Task goal
Replace "play-icon" with "play-button" in everything from the line containing "Find all labels, buttons, inputs, and" down to the line containing "sound-card[interactable]: Number 0", and write out only those lines with nothing else changed.

-- START OF Records for processing --

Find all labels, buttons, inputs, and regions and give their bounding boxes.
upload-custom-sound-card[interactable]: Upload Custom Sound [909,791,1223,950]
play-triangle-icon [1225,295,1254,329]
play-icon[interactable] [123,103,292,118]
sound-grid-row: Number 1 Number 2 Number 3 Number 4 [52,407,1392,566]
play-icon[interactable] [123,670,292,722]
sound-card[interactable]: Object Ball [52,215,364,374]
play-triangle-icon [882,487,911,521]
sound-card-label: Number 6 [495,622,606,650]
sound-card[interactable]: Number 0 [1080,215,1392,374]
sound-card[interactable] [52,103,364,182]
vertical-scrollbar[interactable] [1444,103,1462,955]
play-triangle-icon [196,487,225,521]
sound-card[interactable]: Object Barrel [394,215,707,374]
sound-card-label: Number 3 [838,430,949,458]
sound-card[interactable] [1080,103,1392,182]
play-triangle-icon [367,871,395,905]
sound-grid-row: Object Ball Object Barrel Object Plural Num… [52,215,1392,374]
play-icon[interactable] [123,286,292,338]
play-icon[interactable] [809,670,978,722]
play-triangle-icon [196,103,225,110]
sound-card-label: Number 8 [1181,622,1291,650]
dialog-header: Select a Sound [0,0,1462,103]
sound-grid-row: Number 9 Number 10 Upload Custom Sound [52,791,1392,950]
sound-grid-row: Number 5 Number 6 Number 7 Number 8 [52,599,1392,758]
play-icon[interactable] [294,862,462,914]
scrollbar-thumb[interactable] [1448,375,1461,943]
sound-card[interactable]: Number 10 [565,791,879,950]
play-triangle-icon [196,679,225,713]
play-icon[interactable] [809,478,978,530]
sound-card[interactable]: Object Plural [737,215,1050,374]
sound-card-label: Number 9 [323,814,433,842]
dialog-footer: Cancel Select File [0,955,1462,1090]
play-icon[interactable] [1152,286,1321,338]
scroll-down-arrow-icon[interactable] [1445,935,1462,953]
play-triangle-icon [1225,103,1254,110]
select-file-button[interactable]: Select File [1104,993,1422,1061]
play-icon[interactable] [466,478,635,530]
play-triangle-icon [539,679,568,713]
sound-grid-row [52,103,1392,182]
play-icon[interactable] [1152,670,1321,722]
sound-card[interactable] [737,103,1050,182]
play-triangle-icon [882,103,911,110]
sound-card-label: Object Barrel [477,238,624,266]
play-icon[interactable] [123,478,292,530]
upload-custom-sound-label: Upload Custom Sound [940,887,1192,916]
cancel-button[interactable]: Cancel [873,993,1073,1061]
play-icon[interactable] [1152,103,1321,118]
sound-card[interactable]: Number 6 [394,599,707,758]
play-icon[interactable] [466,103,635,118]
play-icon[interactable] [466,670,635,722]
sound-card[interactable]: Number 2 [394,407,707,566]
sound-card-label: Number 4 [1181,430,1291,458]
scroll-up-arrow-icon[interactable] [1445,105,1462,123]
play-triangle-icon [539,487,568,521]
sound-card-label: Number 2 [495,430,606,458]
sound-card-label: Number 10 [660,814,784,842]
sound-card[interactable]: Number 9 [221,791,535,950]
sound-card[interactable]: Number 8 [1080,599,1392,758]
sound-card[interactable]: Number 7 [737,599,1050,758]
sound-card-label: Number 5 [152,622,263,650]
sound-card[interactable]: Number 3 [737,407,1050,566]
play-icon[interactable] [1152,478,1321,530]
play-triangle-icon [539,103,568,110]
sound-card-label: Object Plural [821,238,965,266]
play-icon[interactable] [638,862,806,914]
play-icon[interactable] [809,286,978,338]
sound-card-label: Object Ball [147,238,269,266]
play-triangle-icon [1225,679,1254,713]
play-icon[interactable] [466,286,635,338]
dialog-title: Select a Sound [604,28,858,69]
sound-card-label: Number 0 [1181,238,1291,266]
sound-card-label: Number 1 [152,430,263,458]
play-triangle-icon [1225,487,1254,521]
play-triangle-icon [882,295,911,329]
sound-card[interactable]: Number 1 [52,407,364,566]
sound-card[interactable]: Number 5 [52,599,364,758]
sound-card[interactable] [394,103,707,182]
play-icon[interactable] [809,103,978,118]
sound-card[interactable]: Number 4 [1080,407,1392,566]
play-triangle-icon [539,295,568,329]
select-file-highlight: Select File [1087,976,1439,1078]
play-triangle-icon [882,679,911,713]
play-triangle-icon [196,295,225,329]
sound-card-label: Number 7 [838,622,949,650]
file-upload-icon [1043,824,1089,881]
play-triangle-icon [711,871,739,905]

-- END OF Records for processing --
-- START OF Records for processing --

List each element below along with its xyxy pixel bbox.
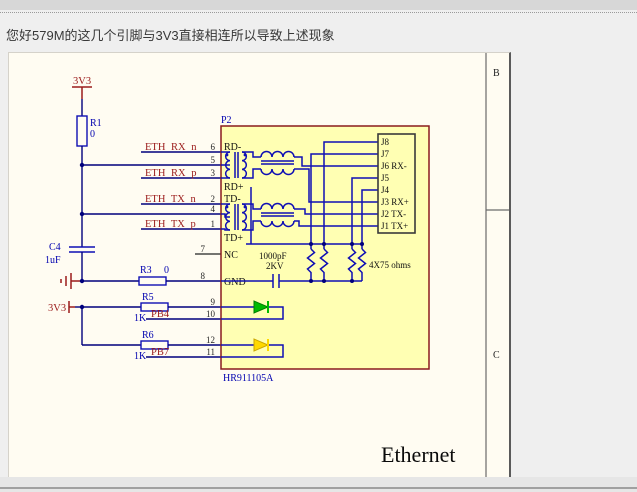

-- END OF Records for processing --

Exercise solution
Find all labels, buttons, inputs, and regions and give their bounding boxes.
upload-custom-sound-card[interactable]: Upload Custom Sound [909,791,1223,950]
play-triangle-icon [1225,295,1254,329]
play-button[interactable] [123,103,292,118]
sound-grid-row: Number 1 Number 2 Number 3 Number 4 [52,407,1392,566]
play-button[interactable] [123,670,292,722]
sound-card[interactable]: Object Ball [52,215,364,374]
play-triangle-icon [882,487,911,521]
sound-card-label: Number 6 [495,622,606,650]
sound-card[interactable]: Number 0 [1080,215,1392,374]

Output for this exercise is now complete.